- REQUIREMENTS
Omit any picture, and return the remaining data exactly as written.
** BEGIN **
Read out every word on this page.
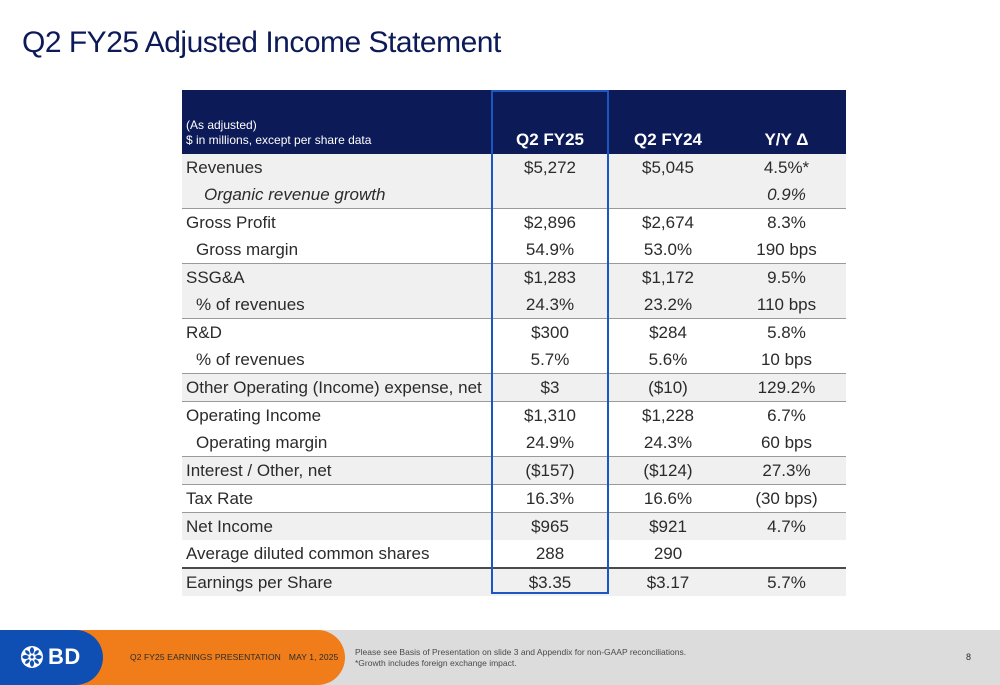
Q2 FY25 Adjusted Income Statement
(As adjusted)
$ in millions, except per share data	Q2 FY25	Q2 FY24	Y/Y Δ
Revenues	$5,272	$5,045	4.5%*
Organic revenue growth			0.9%
Gross Profit	$2,896	$2,674	8.3%
Gross margin	54.9%	53.0%	190 bps
SSG&A	$1,283	$1,172	9.5%
% of revenues	24.3%	23.2%	110 bps
R&D	$300	$284	5.8%
% of revenues	5.7%	5.6%	10 bps
Other Operating (Income) expense, net	$3	($10)	129.2%
Operating Income	$1,310	$1,228	6.7%
Operating margin	24.9%	24.3%	60 bps
Interest / Other, net	($157)	($124)	27.3%
Tax Rate	16.3%	16.6%	(30 bps)
Net Income	$965	$921	4.7%
Average diluted common shares	288	290	
Earnings per Share	$3.35	$3.17	5.7%
Q2 FY25 EARNINGS PRESENTATION MAY 1, 2025
BD	Please see Basis of Presentation on slide 3 and Appendix for non-GAAP reconciliations.
*Growth includes foreign exchange impact.
8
** END **
- SOLUTION TO THE EXERCISE
Read out every word on this page.
Q2 FY25 Adjusted Income Statement
(As adjusted)
$ in millions, except per share data	Q2 FY25	Q2 FY24	Y/Y Δ
Revenues	$5,272	$5,045	4.5%*
Organic revenue growth			0.9%
Gross Profit	$2,896	$2,674	8.3%
Gross margin	54.9%	53.0%	190 bps
SSG&A	$1,283	$1,172	9.5%
% of revenues	24.3%	23.2%	110 bps
R&D	$300	$284	5.8%
% of revenues	5.7%	5.6%	10 bps
Other Operating (Income) expense, net	$3	($10)	129.2%
Operating Income	$1,310	$1,228	6.7%
Operating margin	24.9%	24.3%	60 bps
Interest / Other, net	($157)	($124)	27.3%
Tax Rate	16.3%	16.6%	(30 bps)
Net Income	$965	$921	4.7%
Average diluted common shares	288	290	
Earnings per Share	$3.35	$3.17	5.7%
Q2 FY25 EARNINGS PRESENTATION MAY 1, 2025
BD	Please see Basis of Presentation on slide 3 and Appendix for non-GAAP reconciliations.
*Growth includes foreign exchange impact.
8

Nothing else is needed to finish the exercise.